◆ **PROBLEM TO SOLVE**
Type out the material below exactly.

** START **

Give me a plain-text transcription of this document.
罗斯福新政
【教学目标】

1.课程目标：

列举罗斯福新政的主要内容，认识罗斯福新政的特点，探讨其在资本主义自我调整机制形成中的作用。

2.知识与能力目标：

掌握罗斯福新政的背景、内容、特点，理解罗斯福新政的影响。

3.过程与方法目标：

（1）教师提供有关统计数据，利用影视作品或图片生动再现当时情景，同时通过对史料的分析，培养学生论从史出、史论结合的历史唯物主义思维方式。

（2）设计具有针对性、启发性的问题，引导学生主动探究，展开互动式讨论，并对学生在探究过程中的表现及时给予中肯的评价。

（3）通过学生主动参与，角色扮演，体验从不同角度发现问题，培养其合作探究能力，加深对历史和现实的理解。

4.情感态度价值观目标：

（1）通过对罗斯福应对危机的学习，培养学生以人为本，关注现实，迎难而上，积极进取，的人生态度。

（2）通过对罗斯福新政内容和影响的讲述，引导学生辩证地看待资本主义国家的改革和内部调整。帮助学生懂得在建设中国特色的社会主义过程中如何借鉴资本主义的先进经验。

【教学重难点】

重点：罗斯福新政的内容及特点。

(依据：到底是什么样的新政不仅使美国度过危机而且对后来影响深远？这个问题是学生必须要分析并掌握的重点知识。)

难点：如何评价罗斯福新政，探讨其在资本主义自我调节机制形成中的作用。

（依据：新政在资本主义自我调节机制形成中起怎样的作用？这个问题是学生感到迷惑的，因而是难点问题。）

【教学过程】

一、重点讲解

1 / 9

** END **

◆ **FINISHED TASK**
Give me a plain-text transcription of this document.
罗斯福新政
【教学目标】

1.课程目标：

列举罗斯福新政的主要内容，认识罗斯福新政的特点，探讨其在资本主义自我调整机制形成中的作用。

2.知识与能力目标：

掌握罗斯福新政的背景、内容、特点，理解罗斯福新政的影响。

3.过程与方法目标：

（1）教师提供有关统计数据，利用影视作品或图片生动再现当时情景，同时通过对史料的分析，培养学生论从史出、史论结合的历史唯物主义思维方式。

（2）设计具有针对性、启发性的问题，引导学生主动探究，展开互动式讨论，并对学生在探究过程中的表现及时给予中肯的评价。

（3）通过学生主动参与，角色扮演，体验从不同角度发现问题，培养其合作探究能力，加深对历史和现实的理解。

4.情感态度价值观目标：

（1）通过对罗斯福应对危机的学习，培养学生以人为本，关注现实，迎难而上，积极进取，的人生态度。

（2）通过对罗斯福新政内容和影响的讲述，引导学生辩证地看待资本主义国家的改革和内部调整。帮助学生懂得在建设中国特色的社会主义过程中如何借鉴资本主义的先进经验。

【教学重难点】

重点：罗斯福新政的内容及特点。

(依据：到底是什么样的新政不仅使美国度过危机而且对后来影响深远？这个问题是学生必须要分析并掌握的重点知识。)

难点：如何评价罗斯福新政，探讨其在资本主义自我调节机制形成中的作用。

（依据：新政在资本主义自我调节机制形成中起怎样的作用？这个问题是学生感到迷惑的，因而是难点问题。）

【教学过程】

一、重点讲解

1 / 9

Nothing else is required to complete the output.